### Problem description
Transcribe all the records exactly and omit any images they hold.

### Source material

· · ·

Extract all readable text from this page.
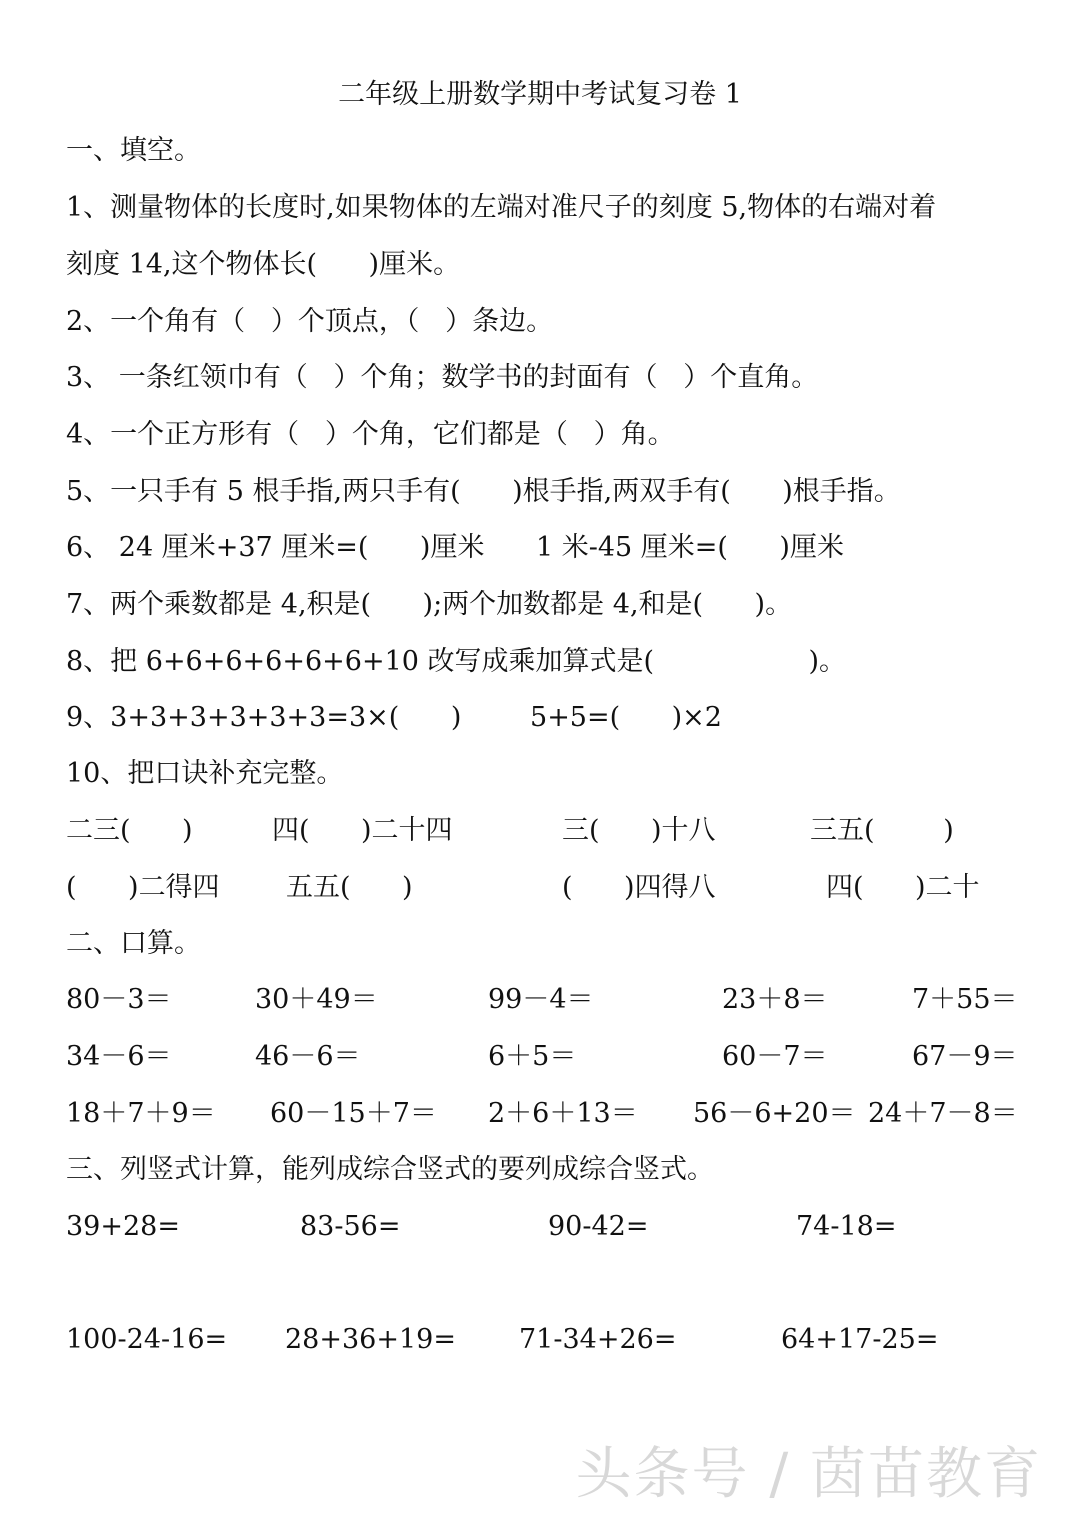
二年级上册数学期中考试复习卷 1
一、填空。
1、测量物体的长度时,如果物体的左端对准尺子的刻度 5,物体的右端对着
刻度 14,这个物体长(      )厘米。
2、一个角有（   ）个顶点，（   ）条边。
3、 一条红领巾有（   ）个角；数学书的封面有（   ）个直角。
4、一个正方形有（   ）个角，它们都是（   ）角。
5、一只手有 5 根手指,两只手有(      )根手指,两双手有(      )根手指。
6、 24 厘米+37 厘米=(      )厘米      1 米-45 厘米=(      )厘米
7、两个乘数都是 4,积是(      );两个加数都是 4,和是(      )。
8、把 6+6+6+6+6+6+10 改写成乘加算式是(                  )。
9、3+3+3+3+3+3=3×(      )        5+5=(      )×2
10、把口诀补充完整。
二三(      )	四(      )二十四	三(      )十八	三五(        )
(      )二得四 五五(      )	(      )四得八	四(      )二十
二、口算。
80－3＝	30＋49＝	99－4＝	23＋8＝	7＋55＝
34－6＝	46－6＝	6＋5＝	60－7＝	67－9＝
18＋7＋9＝ 60－15＋7＝ 2＋6＋13＝ 56－6+20＝ 24＋7－8＝
三、列竖式计算，能列成综合竖式的要列成综合竖式。
39+28=	83-56=	90-42=	74-18=
100-24-16= 28+36+19= 71-34+26=	64+17-25=
头条号 / 茵苗教育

· · ·

### The result
Extract all readable text from this page.
二年级上册数学期中考试复习卷 1
一、填空。
1、测量物体的长度时,如果物体的左端对准尺子的刻度 5,物体的右端对着
刻度 14,这个物体长(      )厘米。
2、一个角有（   ）个顶点，（   ）条边。
3、 一条红领巾有（   ）个角；数学书的封面有（   ）个直角。
4、一个正方形有（   ）个角，它们都是（   ）角。
5、一只手有 5 根手指,两只手有(      )根手指,两双手有(      )根手指。
6、 24 厘米+37 厘米=(      )厘米      1 米-45 厘米=(      )厘米
7、两个乘数都是 4,积是(      );两个加数都是 4,和是(      )。
8、把 6+6+6+6+6+6+10 改写成乘加算式是(                  )。
9、3+3+3+3+3+3=3×(      )        5+5=(      )×2
10、把口诀补充完整。
二三(      )	四(      )二十四	三(      )十八	三五(        )
(      )二得四 五五(      )	(      )四得八	四(      )二十
二、口算。
80－3＝	30＋49＝	99－4＝	23＋8＝	7＋55＝
34－6＝	46－6＝	6＋5＝	60－7＝	67－9＝
18＋7＋9＝ 60－15＋7＝ 2＋6＋13＝ 56－6+20＝ 24＋7－8＝
三、列竖式计算，能列成综合竖式的要列成综合竖式。
39+28=	83-56=	90-42=	74-18=
100-24-16= 28+36+19= 71-34+26=	64+17-25=
头条号 / 茵苗教育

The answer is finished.